Figure record listings
▶
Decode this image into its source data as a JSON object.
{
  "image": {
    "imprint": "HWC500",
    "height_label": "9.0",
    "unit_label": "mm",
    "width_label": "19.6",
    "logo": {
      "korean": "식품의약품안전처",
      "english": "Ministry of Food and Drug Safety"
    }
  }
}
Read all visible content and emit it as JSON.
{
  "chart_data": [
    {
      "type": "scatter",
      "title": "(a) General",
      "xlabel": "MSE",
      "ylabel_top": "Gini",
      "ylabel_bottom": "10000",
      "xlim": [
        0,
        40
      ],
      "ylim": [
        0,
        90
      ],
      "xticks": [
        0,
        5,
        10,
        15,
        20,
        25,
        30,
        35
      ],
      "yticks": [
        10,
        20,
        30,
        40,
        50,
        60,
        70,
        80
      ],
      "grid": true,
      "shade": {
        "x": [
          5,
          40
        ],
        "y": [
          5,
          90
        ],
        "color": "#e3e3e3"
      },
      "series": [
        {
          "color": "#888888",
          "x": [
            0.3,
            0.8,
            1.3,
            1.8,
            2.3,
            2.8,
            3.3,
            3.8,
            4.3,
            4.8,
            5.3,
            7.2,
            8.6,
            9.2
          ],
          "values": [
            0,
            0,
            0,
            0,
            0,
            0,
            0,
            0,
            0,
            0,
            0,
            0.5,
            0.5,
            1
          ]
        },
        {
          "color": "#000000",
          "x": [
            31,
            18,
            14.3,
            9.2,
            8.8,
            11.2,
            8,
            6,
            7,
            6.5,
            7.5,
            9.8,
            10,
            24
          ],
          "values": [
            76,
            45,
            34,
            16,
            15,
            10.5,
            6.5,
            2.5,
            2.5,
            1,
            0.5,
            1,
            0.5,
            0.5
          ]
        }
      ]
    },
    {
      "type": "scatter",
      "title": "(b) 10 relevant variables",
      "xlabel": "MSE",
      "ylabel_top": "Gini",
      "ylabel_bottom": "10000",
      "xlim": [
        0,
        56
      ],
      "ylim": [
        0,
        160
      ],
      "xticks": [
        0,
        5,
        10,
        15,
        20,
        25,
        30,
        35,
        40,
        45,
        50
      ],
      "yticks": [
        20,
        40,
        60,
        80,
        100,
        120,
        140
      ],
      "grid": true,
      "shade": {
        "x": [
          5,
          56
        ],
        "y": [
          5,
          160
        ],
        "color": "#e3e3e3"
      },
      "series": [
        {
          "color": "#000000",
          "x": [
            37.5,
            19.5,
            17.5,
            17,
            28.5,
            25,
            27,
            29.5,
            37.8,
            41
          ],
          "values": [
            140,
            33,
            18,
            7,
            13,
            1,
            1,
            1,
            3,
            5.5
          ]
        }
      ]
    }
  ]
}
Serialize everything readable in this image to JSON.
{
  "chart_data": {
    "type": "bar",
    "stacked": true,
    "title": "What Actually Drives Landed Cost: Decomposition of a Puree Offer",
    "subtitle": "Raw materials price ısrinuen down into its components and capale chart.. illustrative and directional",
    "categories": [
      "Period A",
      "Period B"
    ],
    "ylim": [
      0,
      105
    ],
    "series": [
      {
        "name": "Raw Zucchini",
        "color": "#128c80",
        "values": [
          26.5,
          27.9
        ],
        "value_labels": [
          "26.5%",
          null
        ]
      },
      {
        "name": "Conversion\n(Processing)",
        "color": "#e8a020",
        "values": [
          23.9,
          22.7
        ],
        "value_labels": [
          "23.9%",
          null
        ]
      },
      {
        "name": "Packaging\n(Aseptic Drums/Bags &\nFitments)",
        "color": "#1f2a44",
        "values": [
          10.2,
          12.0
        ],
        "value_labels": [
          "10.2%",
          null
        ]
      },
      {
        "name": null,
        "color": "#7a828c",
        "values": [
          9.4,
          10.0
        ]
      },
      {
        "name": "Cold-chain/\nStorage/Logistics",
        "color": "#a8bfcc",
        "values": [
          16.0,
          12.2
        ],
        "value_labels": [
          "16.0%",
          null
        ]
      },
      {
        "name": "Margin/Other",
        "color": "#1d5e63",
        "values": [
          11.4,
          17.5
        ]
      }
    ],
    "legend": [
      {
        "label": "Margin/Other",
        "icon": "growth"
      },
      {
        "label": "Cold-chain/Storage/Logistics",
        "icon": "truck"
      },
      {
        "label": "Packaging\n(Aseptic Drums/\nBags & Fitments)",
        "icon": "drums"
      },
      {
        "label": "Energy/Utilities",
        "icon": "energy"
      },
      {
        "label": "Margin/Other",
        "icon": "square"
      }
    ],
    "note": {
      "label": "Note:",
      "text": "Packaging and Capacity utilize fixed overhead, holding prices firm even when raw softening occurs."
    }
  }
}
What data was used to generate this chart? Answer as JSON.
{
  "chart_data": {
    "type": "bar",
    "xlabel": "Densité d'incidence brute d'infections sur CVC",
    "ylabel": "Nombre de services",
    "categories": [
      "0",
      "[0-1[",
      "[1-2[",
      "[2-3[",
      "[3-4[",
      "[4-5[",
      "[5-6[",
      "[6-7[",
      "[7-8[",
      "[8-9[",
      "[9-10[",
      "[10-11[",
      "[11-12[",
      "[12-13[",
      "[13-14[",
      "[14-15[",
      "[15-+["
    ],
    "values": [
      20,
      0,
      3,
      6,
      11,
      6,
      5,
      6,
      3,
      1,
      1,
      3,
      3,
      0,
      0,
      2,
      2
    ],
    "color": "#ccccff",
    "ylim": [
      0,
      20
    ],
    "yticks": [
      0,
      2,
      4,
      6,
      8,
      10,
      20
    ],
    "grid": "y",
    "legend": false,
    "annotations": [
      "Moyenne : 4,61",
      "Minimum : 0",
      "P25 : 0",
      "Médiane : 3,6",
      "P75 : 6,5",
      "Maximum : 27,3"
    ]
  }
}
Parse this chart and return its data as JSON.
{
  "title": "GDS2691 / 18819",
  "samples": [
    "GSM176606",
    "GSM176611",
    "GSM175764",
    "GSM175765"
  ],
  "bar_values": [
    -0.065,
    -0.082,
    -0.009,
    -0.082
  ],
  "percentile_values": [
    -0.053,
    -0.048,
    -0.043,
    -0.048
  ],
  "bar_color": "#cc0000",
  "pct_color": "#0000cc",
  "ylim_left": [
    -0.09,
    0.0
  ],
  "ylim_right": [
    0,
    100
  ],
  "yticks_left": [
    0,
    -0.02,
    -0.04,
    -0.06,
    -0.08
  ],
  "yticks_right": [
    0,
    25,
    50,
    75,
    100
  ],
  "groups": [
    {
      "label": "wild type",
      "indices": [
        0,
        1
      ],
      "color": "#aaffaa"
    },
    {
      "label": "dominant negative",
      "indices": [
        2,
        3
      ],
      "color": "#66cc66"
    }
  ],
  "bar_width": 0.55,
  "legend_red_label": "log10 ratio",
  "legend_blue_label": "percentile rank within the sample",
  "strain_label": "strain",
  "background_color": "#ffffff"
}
◀
- Aim of the task -
Where a line contains the string "image", extract that line.

- Answer below -
Decode this image into its source data as a JSON object.
  "image": {
Serialize everything readable in this image to JSON.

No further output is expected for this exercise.